YOUR OBJECTIVE -
Print the listing as it stands, omitting all images.

PROVIDED ENTRIES -
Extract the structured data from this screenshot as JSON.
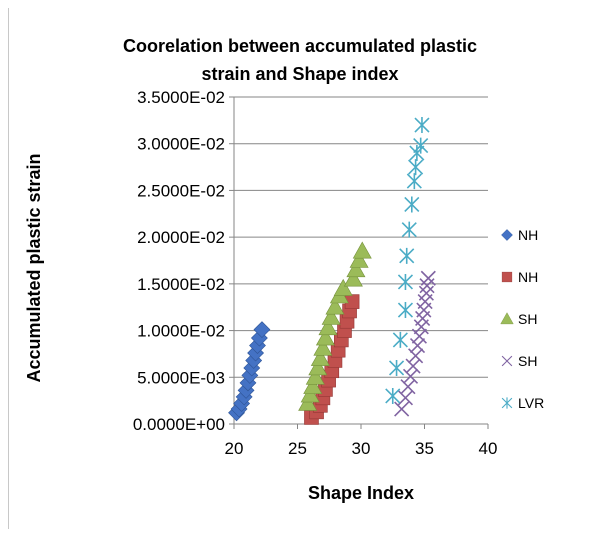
{
  "chart_data": {
    "type": "scatter",
    "title_lines": [
      "Coorelation between accumulated plastic",
      "strain and Shape index"
    ],
    "xlabel": "Shape Index",
    "ylabel": "Accumulated plastic strain",
    "xlim": [
      20,
      40
    ],
    "ylim": [
      0,
      0.035
    ],
    "x_ticks": [
      20,
      25,
      30,
      35,
      40
    ],
    "x_tick_labels": [
      "20",
      "25",
      "30",
      "35",
      "40"
    ],
    "y_ticks": [
      0,
      0.005,
      0.01,
      0.015,
      0.02,
      0.025,
      0.03,
      0.035
    ],
    "y_tick_labels": [
      "0.0000E+00",
      "5.0000E-03",
      "1.0000E-02",
      "1.5000E-02",
      "2.0000E-02",
      "2.5000E-02",
      "3.0000E-02",
      "3.5000E-02"
    ],
    "grid": "horizontal",
    "legend_position": "right",
    "series": [
      {
        "name": "NH",
        "marker": "diamond",
        "color": "#4472C4",
        "points": [
          [
            20.2,
            0.0012
          ],
          [
            20.4,
            0.0016
          ],
          [
            20.6,
            0.0022
          ],
          [
            20.8,
            0.0029
          ],
          [
            20.95,
            0.0036
          ],
          [
            21.1,
            0.0044
          ],
          [
            21.25,
            0.0052
          ],
          [
            21.4,
            0.006
          ],
          [
            21.55,
            0.0068
          ],
          [
            21.7,
            0.0076
          ],
          [
            21.85,
            0.0084
          ],
          [
            22.0,
            0.0092
          ],
          [
            22.2,
            0.0101
          ]
        ]
      },
      {
        "name": "NH",
        "marker": "square",
        "color": "#C0504D",
        "points": [
          [
            26.1,
            0.0007
          ],
          [
            26.5,
            0.0013
          ],
          [
            26.8,
            0.002
          ],
          [
            27.0,
            0.0028
          ],
          [
            27.2,
            0.0037
          ],
          [
            27.45,
            0.0047
          ],
          [
            27.7,
            0.0057
          ],
          [
            27.95,
            0.0068
          ],
          [
            28.2,
            0.0079
          ],
          [
            28.45,
            0.009
          ],
          [
            28.7,
            0.01
          ],
          [
            28.9,
            0.011
          ],
          [
            29.1,
            0.0121
          ],
          [
            29.3,
            0.0131
          ]
        ]
      },
      {
        "name": "SH",
        "marker": "triangle",
        "color": "#9BBB59",
        "points": [
          [
            25.8,
            0.0022
          ],
          [
            26.0,
            0.0031
          ],
          [
            26.2,
            0.004
          ],
          [
            26.4,
            0.005
          ],
          [
            26.6,
            0.006
          ],
          [
            26.8,
            0.007
          ],
          [
            27.0,
            0.0081
          ],
          [
            27.2,
            0.0092
          ],
          [
            27.4,
            0.0103
          ],
          [
            27.65,
            0.0114
          ],
          [
            27.95,
            0.0125
          ],
          [
            28.3,
            0.0137
          ],
          [
            28.6,
            0.0145
          ],
          [
            29.4,
            0.0155
          ],
          [
            29.6,
            0.0165
          ],
          [
            29.85,
            0.0175
          ],
          [
            30.1,
            0.0185
          ]
        ]
      },
      {
        "name": "SH",
        "marker": "x",
        "color": "#8064A2",
        "points": [
          [
            33.2,
            0.0016
          ],
          [
            33.5,
            0.0028
          ],
          [
            33.7,
            0.004
          ],
          [
            33.9,
            0.0051
          ],
          [
            34.1,
            0.0062
          ],
          [
            34.3,
            0.0073
          ],
          [
            34.45,
            0.0084
          ],
          [
            34.6,
            0.0094
          ],
          [
            34.75,
            0.0104
          ],
          [
            34.85,
            0.0113
          ],
          [
            34.95,
            0.0122
          ],
          [
            35.05,
            0.0131
          ],
          [
            35.15,
            0.014
          ],
          [
            35.2,
            0.0148
          ],
          [
            35.3,
            0.0156
          ]
        ]
      },
      {
        "name": "LVR",
        "marker": "star",
        "color": "#4BACC6",
        "points": [
          [
            32.5,
            0.003
          ],
          [
            32.8,
            0.006
          ],
          [
            33.1,
            0.009
          ],
          [
            33.5,
            0.0122
          ],
          [
            33.5,
            0.0152
          ],
          [
            33.6,
            0.018
          ],
          [
            33.8,
            0.0208
          ],
          [
            34.0,
            0.0235
          ],
          [
            34.2,
            0.026
          ],
          [
            34.3,
            0.0275
          ],
          [
            34.4,
            0.029
          ],
          [
            34.7,
            0.0298
          ],
          [
            34.8,
            0.032
          ]
        ]
      }
    ]
  }
}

RESULT -
Extract the structured data from this screenshot as JSON.
{
  "chart_data": {
    "type": "scatter",
    "title_lines": [
      "Coorelation between accumulated plastic",
      "strain and Shape index"
    ],
    "xlabel": "Shape Index",
    "ylabel": "Accumulated plastic strain",
    "xlim": [
      20,
      40
    ],
    "ylim": [
      0,
      0.035
    ],
    "x_ticks": [
      20,
      25,
      30,
      35,
      40
    ],
    "x_tick_labels": [
      "20",
      "25",
      "30",
      "35",
      "40"
    ],
    "y_ticks": [
      0,
      0.005,
      0.01,
      0.015,
      0.02,
      0.025,
      0.03,
      0.035
    ],
    "y_tick_labels": [
      "0.0000E+00",
      "5.0000E-03",
      "1.0000E-02",
      "1.5000E-02",
      "2.0000E-02",
      "2.5000E-02",
      "3.0000E-02",
      "3.5000E-02"
    ],
    "grid": "horizontal",
    "legend_position": "right",
    "series": [
      {
        "name": "NH",
        "marker": "diamond",
        "color": "#4472C4",
        "points": [
          [
            20.2,
            0.0012
          ],
          [
            20.4,
            0.0016
          ],
          [
            20.6,
            0.0022
          ],
          [
            20.8,
            0.0029
          ],
          [
            20.95,
            0.0036
          ],
          [
            21.1,
            0.0044
          ],
          [
            21.25,
            0.0052
          ],
          [
            21.4,
            0.006
          ],
          [
            21.55,
            0.0068
          ],
          [
            21.7,
            0.0076
          ],
          [
            21.85,
            0.0084
          ],
          [
            22.0,
            0.0092
          ],
          [
            22.2,
            0.0101
          ]
        ]
      },
      {
        "name": "NH",
        "marker": "square",
        "color": "#C0504D",
        "points": [
          [
            26.1,
            0.0007
          ],
          [
            26.5,
            0.0013
          ],
          [
            26.8,
            0.002
          ],
          [
            27.0,
            0.0028
          ],
          [
            27.2,
            0.0037
          ],
          [
            27.45,
            0.0047
          ],
          [
            27.7,
            0.0057
          ],
          [
            27.95,
            0.0068
          ],
          [
            28.2,
            0.0079
          ],
          [
            28.45,
            0.009
          ],
          [
            28.7,
            0.01
          ],
          [
            28.9,
            0.011
          ],
          [
            29.1,
            0.0121
          ],
          [
            29.3,
            0.0131
          ]
        ]
      },
      {
        "name": "SH",
        "marker": "triangle",
        "color": "#9BBB59",
        "points": [
          [
            25.8,
            0.0022
          ],
          [
            26.0,
            0.0031
          ],
          [
            26.2,
            0.004
          ],
          [
            26.4,
            0.005
          ],
          [
            26.6,
            0.006
          ],
          [
            26.8,
            0.007
          ],
          [
            27.0,
            0.0081
          ],
          [
            27.2,
            0.0092
          ],
          [
            27.4,
            0.0103
          ],
          [
            27.65,
            0.0114
          ],
          [
            27.95,
            0.0125
          ],
          [
            28.3,
            0.0137
          ],
          [
            28.6,
            0.0145
          ],
          [
            29.4,
            0.0155
          ],
          [
            29.6,
            0.0165
          ],
          [
            29.85,
            0.0175
          ],
          [
            30.1,
            0.0185
          ]
        ]
      },
      {
        "name": "SH",
        "marker": "x",
        "color": "#8064A2",
        "points": [
          [
            33.2,
            0.0016
          ],
          [
            33.5,
            0.0028
          ],
          [
            33.7,
            0.004
          ],
          [
            33.9,
            0.0051
          ],
          [
            34.1,
            0.0062
          ],
          [
            34.3,
            0.0073
          ],
          [
            34.45,
            0.0084
          ],
          [
            34.6,
            0.0094
          ],
          [
            34.75,
            0.0104
          ],
          [
            34.85,
            0.0113
          ],
          [
            34.95,
            0.0122
          ],
          [
            35.05,
            0.0131
          ],
          [
            35.15,
            0.014
          ],
          [
            35.2,
            0.0148
          ],
          [
            35.3,
            0.0156
          ]
        ]
      },
      {
        "name": "LVR",
        "marker": "star",
        "color": "#4BACC6",
        "points": [
          [
            32.5,
            0.003
          ],
          [
            32.8,
            0.006
          ],
          [
            33.1,
            0.009
          ],
          [
            33.5,
            0.0122
          ],
          [
            33.5,
            0.0152
          ],
          [
            33.6,
            0.018
          ],
          [
            33.8,
            0.0208
          ],
          [
            34.0,
            0.0235
          ],
          [
            34.2,
            0.026
          ],
          [
            34.3,
            0.0275
          ],
          [
            34.4,
            0.029
          ],
          [
            34.7,
            0.0298
          ],
          [
            34.8,
            0.032
          ]
        ]
      }
    ]
  }
}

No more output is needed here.